Aim of the exercise
Please transcribe the data that follows without the pictures, keeping every word the same.

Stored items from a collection
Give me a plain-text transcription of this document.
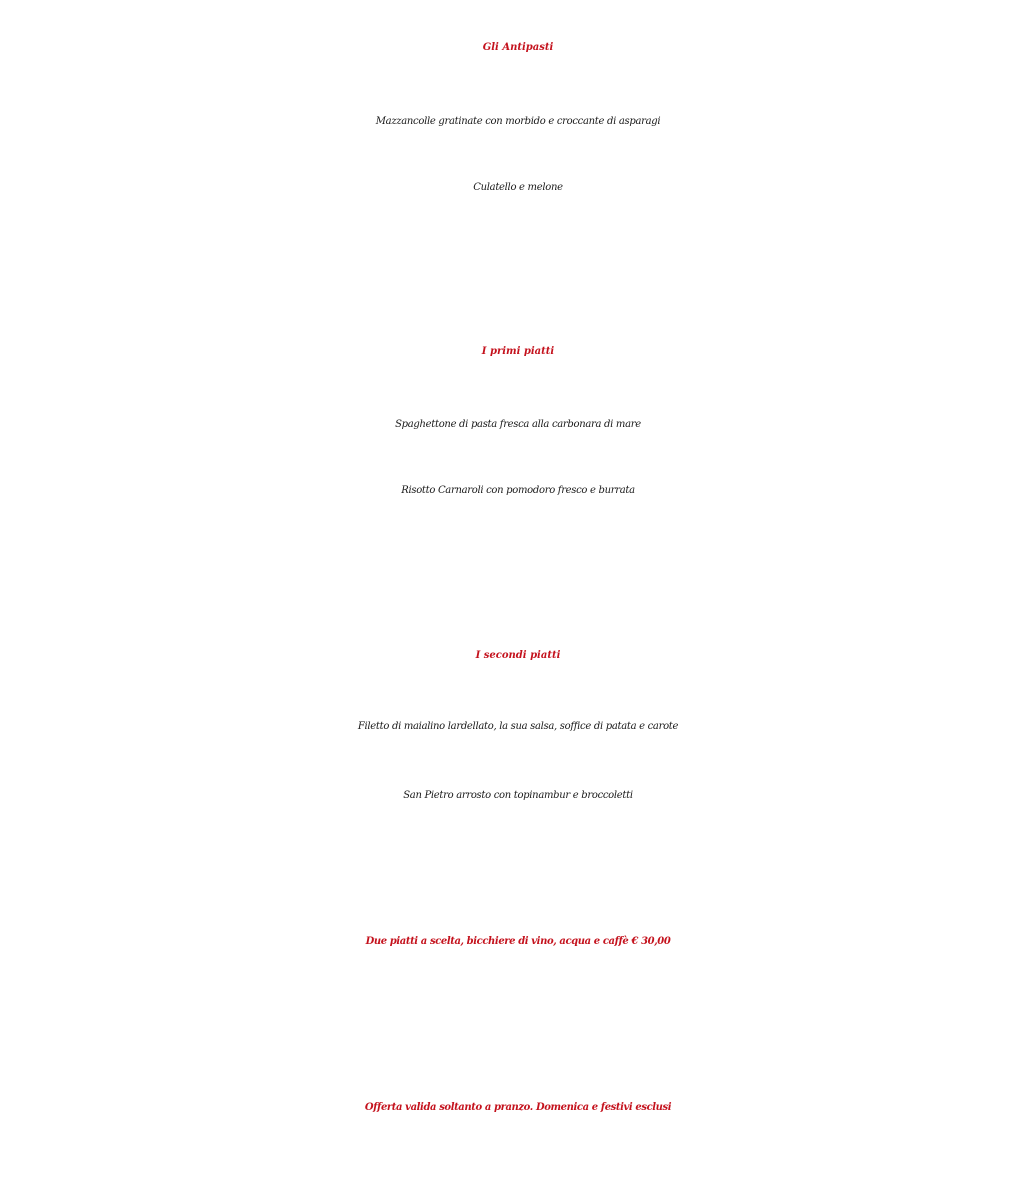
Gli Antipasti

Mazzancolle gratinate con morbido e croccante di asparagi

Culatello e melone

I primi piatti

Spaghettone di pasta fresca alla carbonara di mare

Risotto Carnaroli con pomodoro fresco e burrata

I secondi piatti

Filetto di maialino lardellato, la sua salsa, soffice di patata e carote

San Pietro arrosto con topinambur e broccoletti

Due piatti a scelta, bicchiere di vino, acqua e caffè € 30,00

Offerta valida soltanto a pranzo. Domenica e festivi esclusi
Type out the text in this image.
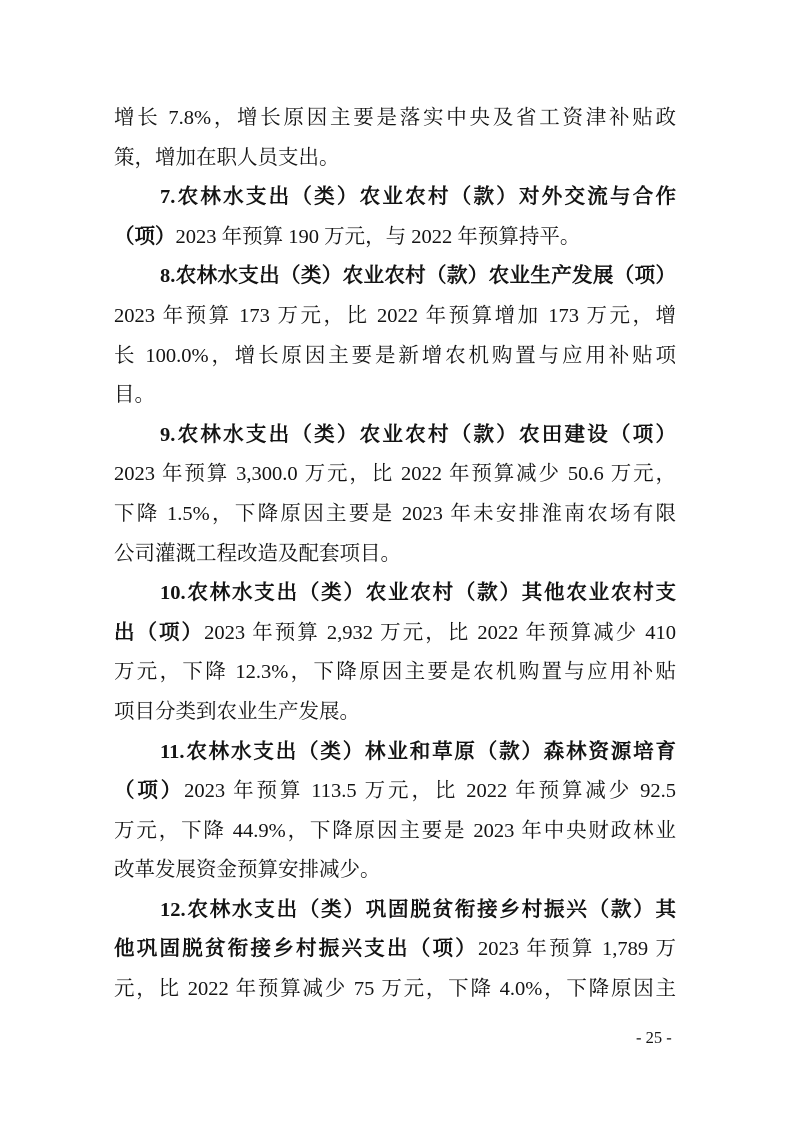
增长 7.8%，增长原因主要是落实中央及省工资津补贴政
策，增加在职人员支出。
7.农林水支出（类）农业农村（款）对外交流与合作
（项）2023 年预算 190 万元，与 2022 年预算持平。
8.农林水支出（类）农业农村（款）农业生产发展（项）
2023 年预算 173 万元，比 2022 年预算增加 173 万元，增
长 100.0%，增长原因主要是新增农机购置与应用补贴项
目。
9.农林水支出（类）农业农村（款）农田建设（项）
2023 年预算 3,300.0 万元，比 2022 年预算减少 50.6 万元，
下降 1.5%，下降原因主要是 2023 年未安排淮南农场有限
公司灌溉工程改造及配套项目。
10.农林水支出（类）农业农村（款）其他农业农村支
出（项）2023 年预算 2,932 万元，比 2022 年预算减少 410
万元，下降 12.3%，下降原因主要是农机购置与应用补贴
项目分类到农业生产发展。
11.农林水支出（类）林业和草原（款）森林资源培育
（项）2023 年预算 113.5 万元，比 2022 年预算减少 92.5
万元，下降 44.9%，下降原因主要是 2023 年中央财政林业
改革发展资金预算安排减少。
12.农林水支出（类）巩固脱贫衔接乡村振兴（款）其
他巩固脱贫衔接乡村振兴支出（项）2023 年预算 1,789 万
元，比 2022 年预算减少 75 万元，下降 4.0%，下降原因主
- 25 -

Problem solution
Give me a plain-text transcription of this document.
Gli Antipasti

Mazzancolle gratinate con morbido e croccante di asparagi

Culatello e melone

I primi piatti

Spaghettone di pasta fresca alla carbonara di mare

Risotto Carnaroli con pomodoro fresco e burrata

I secondi piatti

Filetto di maialino lardellato, la sua salsa, soffice di patata e carote

San Pietro arrosto con topinambur e broccoletti

Due piatti a scelta, bicchiere di vino, acqua e caffè € 30,00

Offerta valida soltanto a pranzo. Domenica e festivi esclusi
Type out the text in this image.
增长 7.8%，增长原因主要是落实中央及省工资津补贴政
策，增加在职人员支出。
7.农林水支出（类）农业农村（款）对外交流与合作
（项）2023 年预算 190 万元，与 2022 年预算持平。
8.农林水支出（类）农业农村（款）农业生产发展（项）
2023 年预算 173 万元，比 2022 年预算增加 173 万元，增
长 100.0%，增长原因主要是新增农机购置与应用补贴项
目。
9.农林水支出（类）农业农村（款）农田建设（项）
2023 年预算 3,300.0 万元，比 2022 年预算减少 50.6 万元，
下降 1.5%，下降原因主要是 2023 年未安排淮南农场有限
公司灌溉工程改造及配套项目。
10.农林水支出（类）农业农村（款）其他农业农村支
出（项）2023 年预算 2,932 万元，比 2022 年预算减少 410
万元，下降 12.3%，下降原因主要是农机购置与应用补贴
项目分类到农业生产发展。
11.农林水支出（类）林业和草原（款）森林资源培育
（项）2023 年预算 113.5 万元，比 2022 年预算减少 92.5
万元，下降 44.9%，下降原因主要是 2023 年中央财政林业
改革发展资金预算安排减少。
12.农林水支出（类）巩固脱贫衔接乡村振兴（款）其
他巩固脱贫衔接乡村振兴支出（项）2023 年预算 1,789 万
元，比 2022 年预算减少 75 万元，下降 4.0%，下降原因主
- 25 -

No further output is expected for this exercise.